GOAL OF THE EXERCISE> Reading down the listing below, count the lines where the word "document" shows up, then give only that count.

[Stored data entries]

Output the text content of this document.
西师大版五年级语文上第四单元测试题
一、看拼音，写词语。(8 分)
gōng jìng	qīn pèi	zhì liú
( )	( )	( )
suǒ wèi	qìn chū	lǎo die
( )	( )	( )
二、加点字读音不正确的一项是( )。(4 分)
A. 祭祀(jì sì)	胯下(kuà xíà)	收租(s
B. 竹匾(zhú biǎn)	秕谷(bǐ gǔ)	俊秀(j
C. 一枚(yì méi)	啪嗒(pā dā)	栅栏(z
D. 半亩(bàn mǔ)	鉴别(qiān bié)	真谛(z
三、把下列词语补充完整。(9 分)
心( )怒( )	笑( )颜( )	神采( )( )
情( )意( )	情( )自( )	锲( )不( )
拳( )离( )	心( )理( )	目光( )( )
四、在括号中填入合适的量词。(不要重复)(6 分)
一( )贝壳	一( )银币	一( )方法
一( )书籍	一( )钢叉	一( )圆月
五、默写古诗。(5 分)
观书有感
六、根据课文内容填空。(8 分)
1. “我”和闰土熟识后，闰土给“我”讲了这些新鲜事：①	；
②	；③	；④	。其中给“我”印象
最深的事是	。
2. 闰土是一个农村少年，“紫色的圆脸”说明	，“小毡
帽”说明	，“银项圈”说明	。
==
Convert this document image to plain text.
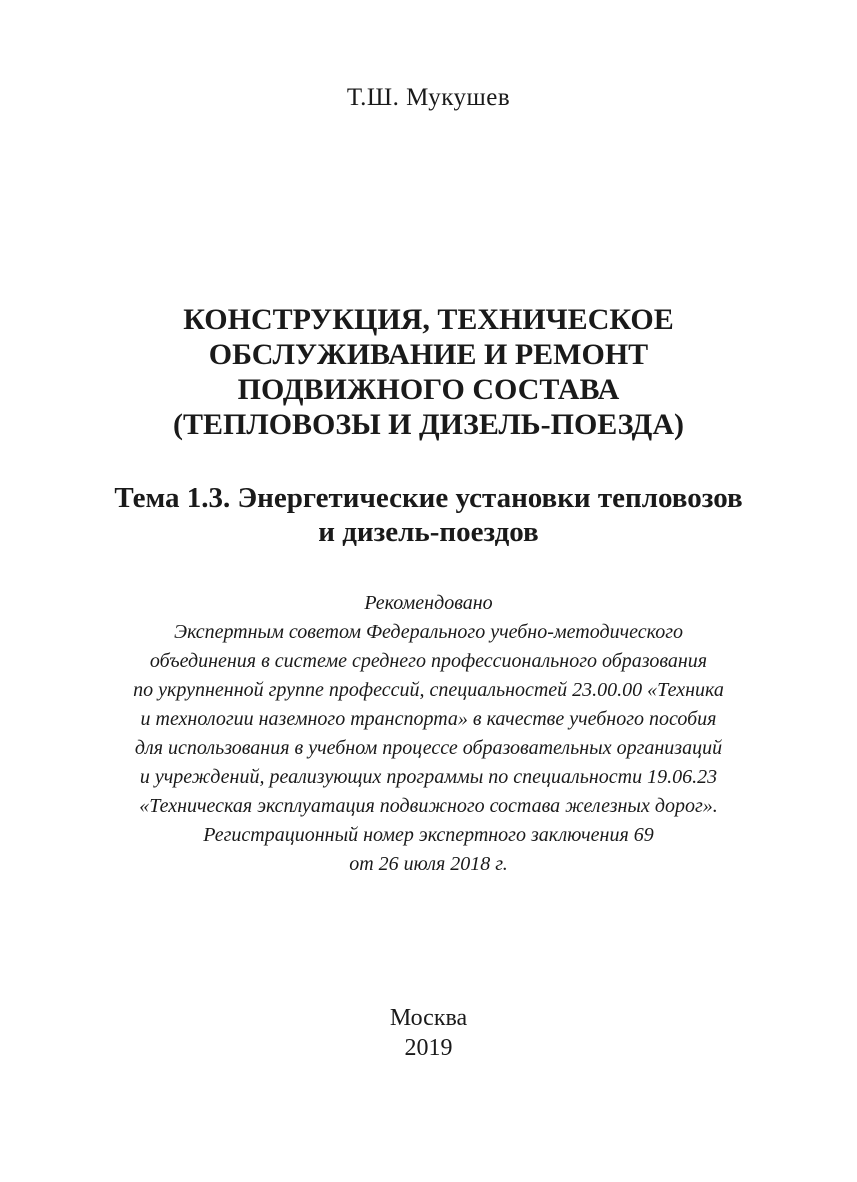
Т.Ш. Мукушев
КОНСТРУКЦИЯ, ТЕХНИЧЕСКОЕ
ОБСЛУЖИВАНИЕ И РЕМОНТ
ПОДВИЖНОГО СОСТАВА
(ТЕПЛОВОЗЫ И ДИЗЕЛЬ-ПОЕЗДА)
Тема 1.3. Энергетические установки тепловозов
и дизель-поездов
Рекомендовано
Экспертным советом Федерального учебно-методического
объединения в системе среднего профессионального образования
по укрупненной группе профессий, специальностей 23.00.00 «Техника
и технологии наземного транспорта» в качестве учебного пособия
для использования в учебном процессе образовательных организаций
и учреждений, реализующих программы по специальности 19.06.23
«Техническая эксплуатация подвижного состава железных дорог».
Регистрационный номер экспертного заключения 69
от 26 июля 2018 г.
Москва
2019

EXPECTED ANSWER> 2